Records provided ->
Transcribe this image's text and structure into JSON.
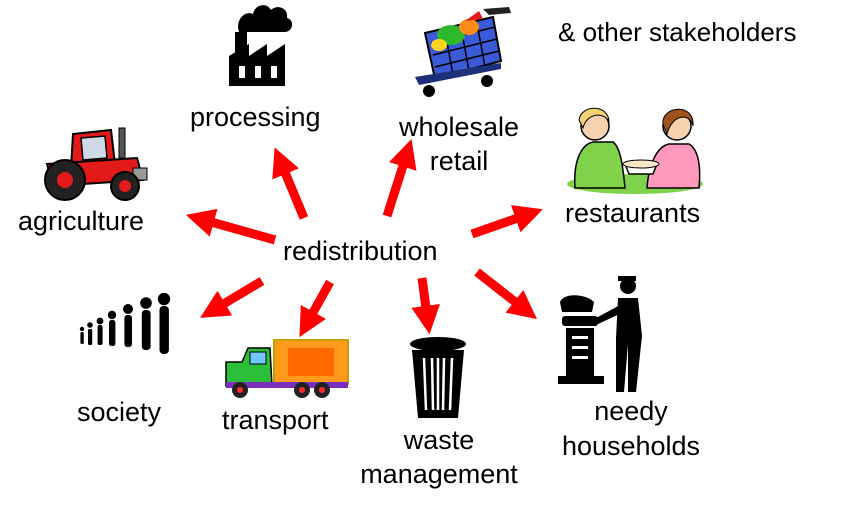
{
  "center_label": "redistribution",
  "note": "& other stakeholders",
  "nodes": {
    "processing": {
      "label": "processing",
      "icon": "factory-icon"
    },
    "wholesale_retail": {
      "line1": "wholesale",
      "line2": "retail",
      "icon": "shopping-cart-icon"
    },
    "restaurants": {
      "label": "restaurants",
      "icon": "diners-icon"
    },
    "agriculture": {
      "label": "agriculture",
      "icon": "tractor-icon"
    },
    "society": {
      "label": "society",
      "icon": "people-icon"
    },
    "transport": {
      "label": "transport",
      "icon": "truck-icon"
    },
    "waste_management": {
      "line1": "waste",
      "line2": "management",
      "icon": "trash-can-icon"
    },
    "needy_households": {
      "line1": "needy",
      "line2": "households",
      "icon": "person-grill-icon"
    }
  },
  "colors": {
    "arrow": "#ff0000",
    "text": "#000000"
  }
}
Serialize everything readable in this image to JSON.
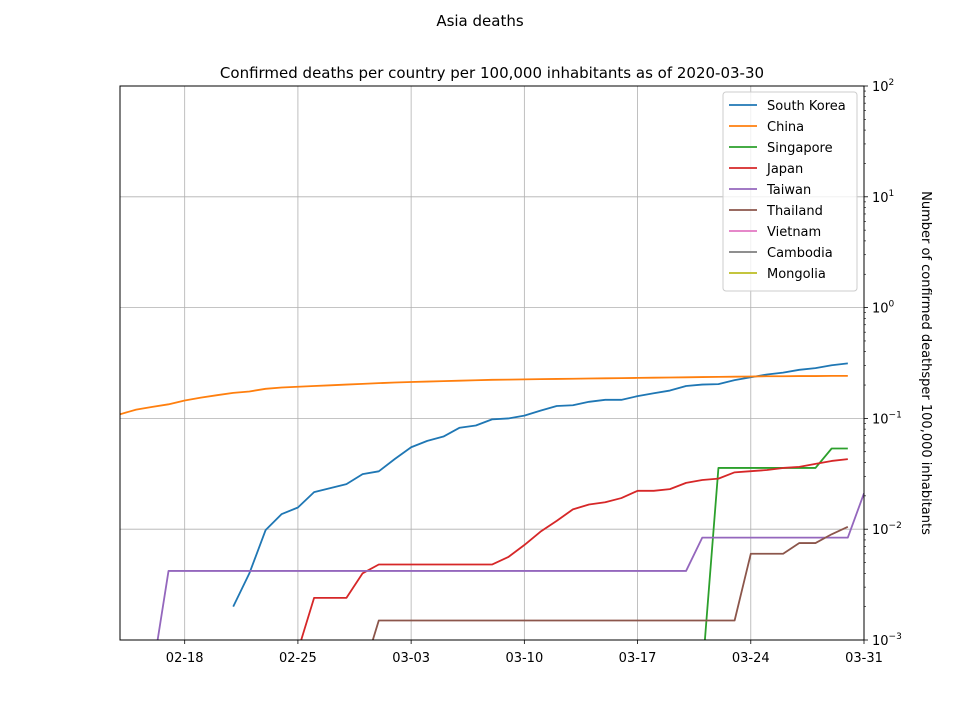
{
  "figure_title": "Asia deaths",
  "chart_data": {
    "type": "line",
    "title": "Confirmed deaths per country per 100,000 inhabitants as of 2020-03-30",
    "xlabel": "",
    "ylabel": "Number of confirmed deathsper 100,000 inhabitants",
    "yscale": "log",
    "ylim": [
      0.001,
      100
    ],
    "xlim": [
      "2020-02-14",
      "2020-03-31"
    ],
    "grid": true,
    "legend_position": "top-right",
    "y_ticks": [
      {
        "value": 0.001,
        "base": "10",
        "exp": "−3"
      },
      {
        "value": 0.01,
        "base": "10",
        "exp": "−2"
      },
      {
        "value": 0.1,
        "base": "10",
        "exp": "−1"
      },
      {
        "value": 1,
        "base": "10",
        "exp": "0"
      },
      {
        "value": 10,
        "base": "10",
        "exp": "1"
      },
      {
        "value": 100,
        "base": "10",
        "exp": "2"
      }
    ],
    "x_ticks": [
      {
        "date": "2020-02-18",
        "label": "02-18"
      },
      {
        "date": "2020-02-25",
        "label": "02-25"
      },
      {
        "date": "2020-03-03",
        "label": "03-03"
      },
      {
        "date": "2020-03-10",
        "label": "03-10"
      },
      {
        "date": "2020-03-17",
        "label": "03-17"
      },
      {
        "date": "2020-03-24",
        "label": "03-24"
      },
      {
        "date": "2020-03-31",
        "label": "03-31"
      }
    ],
    "series": [
      {
        "name": "South Korea",
        "color": "#1f77b4",
        "start": "2020-02-21",
        "values": [
          0.002,
          0.004,
          0.0098,
          0.0137,
          0.0157,
          0.0216,
          0.0235,
          0.0255,
          0.0314,
          0.0333,
          0.0431,
          0.0549,
          0.0627,
          0.0686,
          0.0824,
          0.0863,
          0.098,
          0.0999,
          0.1059,
          0.1176,
          0.1294,
          0.1314,
          0.1412,
          0.1471,
          0.1471,
          0.1588,
          0.1686,
          0.1784,
          0.1961,
          0.202,
          0.2039,
          0.2216,
          0.2353,
          0.249,
          0.2588,
          0.2745,
          0.2843,
          0.302,
          0.3137
        ]
      },
      {
        "name": "China",
        "color": "#ff7f0e",
        "start": "2020-02-14",
        "values": [
          0.109,
          0.12,
          0.127,
          0.134,
          0.145,
          0.154,
          0.162,
          0.17,
          0.175,
          0.185,
          0.19,
          0.193,
          0.196,
          0.199,
          0.202,
          0.205,
          0.208,
          0.211,
          0.213,
          0.215,
          0.217,
          0.219,
          0.221,
          0.223,
          0.224,
          0.225,
          0.226,
          0.227,
          0.228,
          0.229,
          0.23,
          0.231,
          0.232,
          0.233,
          0.234,
          0.235,
          0.236,
          0.237,
          0.238,
          0.239,
          0.24,
          0.24,
          0.241,
          0.241,
          0.242,
          0.242
        ]
      },
      {
        "name": "Singapore",
        "color": "#2ca02c",
        "start": "2020-03-21",
        "values": [
          0.0005,
          0.0357,
          0.0357,
          0.0357,
          0.0357,
          0.0357,
          0.0357,
          0.0357,
          0.0535,
          0.0535
        ]
      },
      {
        "name": "Japan",
        "color": "#d62728",
        "start": "2020-02-25",
        "values": [
          0.0008,
          0.0024,
          0.0024,
          0.0024,
          0.004,
          0.0048,
          0.0048,
          0.0048,
          0.0048,
          0.0048,
          0.0048,
          0.0048,
          0.0048,
          0.0056,
          0.0072,
          0.0095,
          0.0119,
          0.0151,
          0.0167,
          0.0175,
          0.0191,
          0.0222,
          0.0222,
          0.023,
          0.0262,
          0.0278,
          0.0286,
          0.0326,
          0.0334,
          0.0342,
          0.0357,
          0.0365,
          0.0389,
          0.0413,
          0.0429
        ]
      },
      {
        "name": "Taiwan",
        "color": "#9467bd",
        "start": "2020-02-16",
        "values": [
          0.0005,
          0.0042,
          0.0042,
          0.0042,
          0.0042,
          0.0042,
          0.0042,
          0.0042,
          0.0042,
          0.0042,
          0.0042,
          0.0042,
          0.0042,
          0.0042,
          0.0042,
          0.0042,
          0.0042,
          0.0042,
          0.0042,
          0.0042,
          0.0042,
          0.0042,
          0.0042,
          0.0042,
          0.0042,
          0.0042,
          0.0042,
          0.0042,
          0.0042,
          0.0042,
          0.0042,
          0.0042,
          0.0042,
          0.0042,
          0.0084,
          0.0084,
          0.0084,
          0.0084,
          0.0084,
          0.0084,
          0.0084,
          0.0084,
          0.0084,
          0.0084,
          0.0211
        ]
      },
      {
        "name": "Thailand",
        "color": "#8c564b",
        "start": "2020-02-29",
        "values": [
          0.0005,
          0.0015,
          0.0015,
          0.0015,
          0.0015,
          0.0015,
          0.0015,
          0.0015,
          0.0015,
          0.0015,
          0.0015,
          0.0015,
          0.0015,
          0.0015,
          0.0015,
          0.0015,
          0.0015,
          0.0015,
          0.0015,
          0.0015,
          0.0015,
          0.0015,
          0.0015,
          0.0015,
          0.006,
          0.006,
          0.006,
          0.0075,
          0.0075,
          0.009,
          0.0105
        ]
      },
      {
        "name": "Vietnam",
        "color": "#e377c2",
        "start": "2020-03-30",
        "values": []
      },
      {
        "name": "Cambodia",
        "color": "#7f7f7f",
        "start": "2020-03-30",
        "values": []
      },
      {
        "name": "Mongolia",
        "color": "#bcbd22",
        "start": "2020-03-30",
        "values": []
      }
    ]
  }
}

What you are asked to do -> Reproduce each entry precisely. Leave the pictures out.

The response ->
Transcribe this image's text and structure into JSON.
{
  "center_label": "redistribution",
  "note": "& other stakeholders",
  "nodes": {
    "processing": {
      "label": "processing",
      "icon": "factory-icon"
    },
    "wholesale_retail": {
      "line1": "wholesale",
      "line2": "retail",
      "icon": "shopping-cart-icon"
    },
    "restaurants": {
      "label": "restaurants",
      "icon": "diners-icon"
    },
    "agriculture": {
      "label": "agriculture",
      "icon": "tractor-icon"
    },
    "society": {
      "label": "society",
      "icon": "people-icon"
    },
    "transport": {
      "label": "transport",
      "icon": "truck-icon"
    },
    "waste_management": {
      "line1": "waste",
      "line2": "management",
      "icon": "trash-can-icon"
    },
    "needy_households": {
      "line1": "needy",
      "line2": "households",
      "icon": "person-grill-icon"
    }
  },
  "colors": {
    "arrow": "#ff0000",
    "text": "#000000"
  }
}
Serialize everything readable in this image to JSON.
{
  "figure_title": "Asia deaths",
  "chart_data": {
    "type": "line",
    "title": "Confirmed deaths per country per 100,000 inhabitants as of 2020-03-30",
    "xlabel": "",
    "ylabel": "Number of confirmed deathsper 100,000 inhabitants",
    "yscale": "log",
    "ylim": [
      0.001,
      100
    ],
    "xlim": [
      "2020-02-14",
      "2020-03-31"
    ],
    "grid": true,
    "legend_position": "top-right",
    "y_ticks": [
      {
        "value": 0.001,
        "base": "10",
        "exp": "−3"
      },
      {
        "value": 0.01,
        "base": "10",
        "exp": "−2"
      },
      {
        "value": 0.1,
        "base": "10",
        "exp": "−1"
      },
      {
        "value": 1,
        "base": "10",
        "exp": "0"
      },
      {
        "value": 10,
        "base": "10",
        "exp": "1"
      },
      {
        "value": 100,
        "base": "10",
        "exp": "2"
      }
    ],
    "x_ticks": [
      {
        "date": "2020-02-18",
        "label": "02-18"
      },
      {
        "date": "2020-02-25",
        "label": "02-25"
      },
      {
        "date": "2020-03-03",
        "label": "03-03"
      },
      {
        "date": "2020-03-10",
        "label": "03-10"
      },
      {
        "date": "2020-03-17",
        "label": "03-17"
      },
      {
        "date": "2020-03-24",
        "label": "03-24"
      },
      {
        "date": "2020-03-31",
        "label": "03-31"
      }
    ],
    "series": [
      {
        "name": "South Korea",
        "color": "#1f77b4",
        "start": "2020-02-21",
        "values": [
          0.002,
          0.004,
          0.0098,
          0.0137,
          0.0157,
          0.0216,
          0.0235,
          0.0255,
          0.0314,
          0.0333,
          0.0431,
          0.0549,
          0.0627,
          0.0686,
          0.0824,
          0.0863,
          0.098,
          0.0999,
          0.1059,
          0.1176,
          0.1294,
          0.1314,
          0.1412,
          0.1471,
          0.1471,
          0.1588,
          0.1686,
          0.1784,
          0.1961,
          0.202,
          0.2039,
          0.2216,
          0.2353,
          0.249,
          0.2588,
          0.2745,
          0.2843,
          0.302,
          0.3137
        ]
      },
      {
        "name": "China",
        "color": "#ff7f0e",
        "start": "2020-02-14",
        "values": [
          0.109,
          0.12,
          0.127,
          0.134,
          0.145,
          0.154,
          0.162,
          0.17,
          0.175,
          0.185,
          0.19,
          0.193,
          0.196,
          0.199,
          0.202,
          0.205,
          0.208,
          0.211,
          0.213,
          0.215,
          0.217,
          0.219,
          0.221,
          0.223,
          0.224,
          0.225,
          0.226,
          0.227,
          0.228,
          0.229,
          0.23,
          0.231,
          0.232,
          0.233,
          0.234,
          0.235,
          0.236,
          0.237,
          0.238,
          0.239,
          0.24,
          0.24,
          0.241,
          0.241,
          0.242,
          0.242
        ]
      },
      {
        "name": "Singapore",
        "color": "#2ca02c",
        "start": "2020-03-21",
        "values": [
          0.0005,
          0.0357,
          0.0357,
          0.0357,
          0.0357,
          0.0357,
          0.0357,
          0.0357,
          0.0535,
          0.0535
        ]
      },
      {
        "name": "Japan",
        "color": "#d62728",
        "start": "2020-02-25",
        "values": [
          0.0008,
          0.0024,
          0.0024,
          0.0024,
          0.004,
          0.0048,
          0.0048,
          0.0048,
          0.0048,
          0.0048,
          0.0048,
          0.0048,
          0.0048,
          0.0056,
          0.0072,
          0.0095,
          0.0119,
          0.0151,
          0.0167,
          0.0175,
          0.0191,
          0.0222,
          0.0222,
          0.023,
          0.0262,
          0.0278,
          0.0286,
          0.0326,
          0.0334,
          0.0342,
          0.0357,
          0.0365,
          0.0389,
          0.0413,
          0.0429
        ]
      },
      {
        "name": "Taiwan",
        "color": "#9467bd",
        "start": "2020-02-16",
        "values": [
          0.0005,
          0.0042,
          0.0042,
          0.0042,
          0.0042,
          0.0042,
          0.0042,
          0.0042,
          0.0042,
          0.0042,
          0.0042,
          0.0042,
          0.0042,
          0.0042,
          0.0042,
          0.0042,
          0.0042,
          0.0042,
          0.0042,
          0.0042,
          0.0042,
          0.0042,
          0.0042,
          0.0042,
          0.0042,
          0.0042,
          0.0042,
          0.0042,
          0.0042,
          0.0042,
          0.0042,
          0.0042,
          0.0042,
          0.0042,
          0.0084,
          0.0084,
          0.0084,
          0.0084,
          0.0084,
          0.0084,
          0.0084,
          0.0084,
          0.0084,
          0.0084,
          0.0211
        ]
      },
      {
        "name": "Thailand",
        "color": "#8c564b",
        "start": "2020-02-29",
        "values": [
          0.0005,
          0.0015,
          0.0015,
          0.0015,
          0.0015,
          0.0015,
          0.0015,
          0.0015,
          0.0015,
          0.0015,
          0.0015,
          0.0015,
          0.0015,
          0.0015,
          0.0015,
          0.0015,
          0.0015,
          0.0015,
          0.0015,
          0.0015,
          0.0015,
          0.0015,
          0.0015,
          0.0015,
          0.006,
          0.006,
          0.006,
          0.0075,
          0.0075,
          0.009,
          0.0105
        ]
      },
      {
        "name": "Vietnam",
        "color": "#e377c2",
        "start": "2020-03-30",
        "values": []
      },
      {
        "name": "Cambodia",
        "color": "#7f7f7f",
        "start": "2020-03-30",
        "values": []
      },
      {
        "name": "Mongolia",
        "color": "#bcbd22",
        "start": "2020-03-30",
        "values": []
      }
    ]
  }
}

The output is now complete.